(Your objective): Examine the entries and show every line in which the word "удалить" is found.

(Raw data):

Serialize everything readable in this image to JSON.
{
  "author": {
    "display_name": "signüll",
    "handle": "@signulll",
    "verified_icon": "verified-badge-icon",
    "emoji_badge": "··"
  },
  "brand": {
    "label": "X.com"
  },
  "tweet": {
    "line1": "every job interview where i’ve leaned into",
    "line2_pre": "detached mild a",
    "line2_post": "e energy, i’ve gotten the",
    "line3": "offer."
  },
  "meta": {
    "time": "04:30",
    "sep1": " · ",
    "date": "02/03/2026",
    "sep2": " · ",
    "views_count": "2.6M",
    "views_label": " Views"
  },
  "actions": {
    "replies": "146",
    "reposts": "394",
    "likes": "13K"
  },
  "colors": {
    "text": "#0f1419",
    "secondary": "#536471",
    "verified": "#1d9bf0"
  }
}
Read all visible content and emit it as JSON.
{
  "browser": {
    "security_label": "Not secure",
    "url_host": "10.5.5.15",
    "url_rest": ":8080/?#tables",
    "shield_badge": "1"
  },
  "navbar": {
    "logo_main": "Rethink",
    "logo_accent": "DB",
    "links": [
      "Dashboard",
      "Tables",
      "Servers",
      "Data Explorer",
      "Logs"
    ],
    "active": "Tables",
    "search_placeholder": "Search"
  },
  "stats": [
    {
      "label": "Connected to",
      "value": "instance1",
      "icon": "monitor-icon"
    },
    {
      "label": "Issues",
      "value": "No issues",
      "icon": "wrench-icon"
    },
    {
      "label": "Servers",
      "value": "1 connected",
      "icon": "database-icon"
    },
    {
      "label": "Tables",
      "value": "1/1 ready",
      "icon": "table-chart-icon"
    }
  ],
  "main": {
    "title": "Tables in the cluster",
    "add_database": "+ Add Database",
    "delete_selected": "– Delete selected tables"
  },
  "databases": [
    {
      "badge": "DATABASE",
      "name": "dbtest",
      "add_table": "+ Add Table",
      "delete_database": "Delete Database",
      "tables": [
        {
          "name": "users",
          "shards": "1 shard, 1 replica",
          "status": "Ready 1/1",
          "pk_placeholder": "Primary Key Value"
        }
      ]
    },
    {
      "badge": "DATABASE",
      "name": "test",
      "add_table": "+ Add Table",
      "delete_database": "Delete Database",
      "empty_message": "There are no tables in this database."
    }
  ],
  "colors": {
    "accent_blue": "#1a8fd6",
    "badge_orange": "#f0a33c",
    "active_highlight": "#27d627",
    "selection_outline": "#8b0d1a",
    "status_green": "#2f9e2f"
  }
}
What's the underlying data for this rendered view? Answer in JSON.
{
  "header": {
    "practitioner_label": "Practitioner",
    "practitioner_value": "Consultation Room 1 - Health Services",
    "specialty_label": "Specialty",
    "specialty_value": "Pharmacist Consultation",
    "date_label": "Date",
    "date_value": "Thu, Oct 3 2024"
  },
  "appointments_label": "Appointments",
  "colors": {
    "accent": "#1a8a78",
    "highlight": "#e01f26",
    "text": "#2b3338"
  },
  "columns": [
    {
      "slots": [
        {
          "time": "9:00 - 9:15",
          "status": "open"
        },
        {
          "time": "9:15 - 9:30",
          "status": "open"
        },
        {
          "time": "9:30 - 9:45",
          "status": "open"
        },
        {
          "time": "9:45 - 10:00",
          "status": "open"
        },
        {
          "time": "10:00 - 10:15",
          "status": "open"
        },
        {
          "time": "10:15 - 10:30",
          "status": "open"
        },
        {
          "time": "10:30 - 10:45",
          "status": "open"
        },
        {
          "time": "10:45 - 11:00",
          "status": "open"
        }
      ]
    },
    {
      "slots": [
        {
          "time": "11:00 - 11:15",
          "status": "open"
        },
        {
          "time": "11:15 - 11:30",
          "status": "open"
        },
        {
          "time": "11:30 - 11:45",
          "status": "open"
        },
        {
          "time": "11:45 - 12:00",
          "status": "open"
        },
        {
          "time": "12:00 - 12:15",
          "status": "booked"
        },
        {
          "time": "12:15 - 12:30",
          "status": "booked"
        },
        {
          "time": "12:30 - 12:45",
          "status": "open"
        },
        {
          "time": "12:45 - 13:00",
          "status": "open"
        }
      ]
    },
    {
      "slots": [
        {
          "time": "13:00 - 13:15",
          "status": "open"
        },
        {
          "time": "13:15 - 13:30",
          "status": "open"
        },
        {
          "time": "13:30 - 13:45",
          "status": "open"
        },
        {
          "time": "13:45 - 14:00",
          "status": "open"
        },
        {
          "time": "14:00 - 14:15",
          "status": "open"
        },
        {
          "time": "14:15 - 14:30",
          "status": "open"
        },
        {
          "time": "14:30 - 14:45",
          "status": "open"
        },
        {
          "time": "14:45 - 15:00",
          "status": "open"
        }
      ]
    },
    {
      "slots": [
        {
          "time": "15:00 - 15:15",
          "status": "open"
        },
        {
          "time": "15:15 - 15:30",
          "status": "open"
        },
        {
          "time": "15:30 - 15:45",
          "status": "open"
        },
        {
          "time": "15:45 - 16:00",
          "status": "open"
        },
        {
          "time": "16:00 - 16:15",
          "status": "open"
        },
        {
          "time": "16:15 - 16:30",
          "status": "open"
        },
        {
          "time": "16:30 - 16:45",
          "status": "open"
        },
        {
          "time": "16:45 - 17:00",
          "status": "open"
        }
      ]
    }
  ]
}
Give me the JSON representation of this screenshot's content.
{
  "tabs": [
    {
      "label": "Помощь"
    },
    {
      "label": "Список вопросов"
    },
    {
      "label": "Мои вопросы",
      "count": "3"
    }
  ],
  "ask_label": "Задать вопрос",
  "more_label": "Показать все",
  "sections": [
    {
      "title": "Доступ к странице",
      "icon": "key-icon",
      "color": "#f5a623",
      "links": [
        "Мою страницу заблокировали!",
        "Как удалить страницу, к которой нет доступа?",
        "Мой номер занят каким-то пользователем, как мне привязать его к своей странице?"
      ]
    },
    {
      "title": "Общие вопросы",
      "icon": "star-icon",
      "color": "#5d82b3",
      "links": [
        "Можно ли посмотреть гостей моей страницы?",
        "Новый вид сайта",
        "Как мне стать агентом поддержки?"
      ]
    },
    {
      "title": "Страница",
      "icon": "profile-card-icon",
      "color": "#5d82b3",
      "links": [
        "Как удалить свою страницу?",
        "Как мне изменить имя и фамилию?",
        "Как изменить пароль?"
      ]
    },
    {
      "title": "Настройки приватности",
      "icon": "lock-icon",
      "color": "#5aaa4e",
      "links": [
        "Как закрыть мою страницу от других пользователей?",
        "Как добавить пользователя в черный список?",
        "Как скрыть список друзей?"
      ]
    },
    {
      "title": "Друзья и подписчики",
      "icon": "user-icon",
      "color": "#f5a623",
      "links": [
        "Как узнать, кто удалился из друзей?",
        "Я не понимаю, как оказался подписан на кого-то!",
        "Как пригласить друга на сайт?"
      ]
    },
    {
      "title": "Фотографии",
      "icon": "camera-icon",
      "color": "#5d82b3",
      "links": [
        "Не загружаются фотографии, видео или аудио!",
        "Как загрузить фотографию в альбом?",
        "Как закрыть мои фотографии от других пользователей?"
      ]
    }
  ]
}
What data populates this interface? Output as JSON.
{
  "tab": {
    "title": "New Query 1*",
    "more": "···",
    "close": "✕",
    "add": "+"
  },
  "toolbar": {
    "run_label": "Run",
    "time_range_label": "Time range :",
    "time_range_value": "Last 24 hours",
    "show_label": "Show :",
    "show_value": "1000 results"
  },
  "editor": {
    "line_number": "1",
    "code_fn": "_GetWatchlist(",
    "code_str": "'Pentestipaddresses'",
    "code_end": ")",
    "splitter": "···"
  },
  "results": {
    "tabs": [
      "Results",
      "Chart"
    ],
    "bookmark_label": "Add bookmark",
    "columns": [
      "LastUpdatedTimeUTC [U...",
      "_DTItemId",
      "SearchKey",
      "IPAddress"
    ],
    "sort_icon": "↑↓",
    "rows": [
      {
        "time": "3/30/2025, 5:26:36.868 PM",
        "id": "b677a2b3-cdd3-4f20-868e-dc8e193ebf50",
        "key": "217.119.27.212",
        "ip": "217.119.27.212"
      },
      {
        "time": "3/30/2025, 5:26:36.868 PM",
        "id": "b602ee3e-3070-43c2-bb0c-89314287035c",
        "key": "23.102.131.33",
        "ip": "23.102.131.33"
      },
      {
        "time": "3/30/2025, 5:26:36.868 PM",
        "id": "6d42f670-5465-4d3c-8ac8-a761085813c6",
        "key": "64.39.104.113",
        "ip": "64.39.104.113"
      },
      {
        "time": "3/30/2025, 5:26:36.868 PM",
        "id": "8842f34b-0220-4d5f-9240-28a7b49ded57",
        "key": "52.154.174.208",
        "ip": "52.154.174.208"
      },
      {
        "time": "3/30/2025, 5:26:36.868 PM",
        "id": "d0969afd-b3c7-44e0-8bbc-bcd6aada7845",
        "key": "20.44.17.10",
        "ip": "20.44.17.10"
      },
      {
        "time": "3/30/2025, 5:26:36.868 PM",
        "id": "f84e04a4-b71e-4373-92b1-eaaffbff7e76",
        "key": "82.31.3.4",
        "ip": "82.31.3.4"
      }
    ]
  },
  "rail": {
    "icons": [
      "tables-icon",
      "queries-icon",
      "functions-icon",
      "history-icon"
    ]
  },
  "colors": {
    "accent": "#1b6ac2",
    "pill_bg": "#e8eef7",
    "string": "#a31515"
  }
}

(Answer to the problem):
        "Как удалить страницу, к которой нет доступа?",
        "Как удалить свою страницу?",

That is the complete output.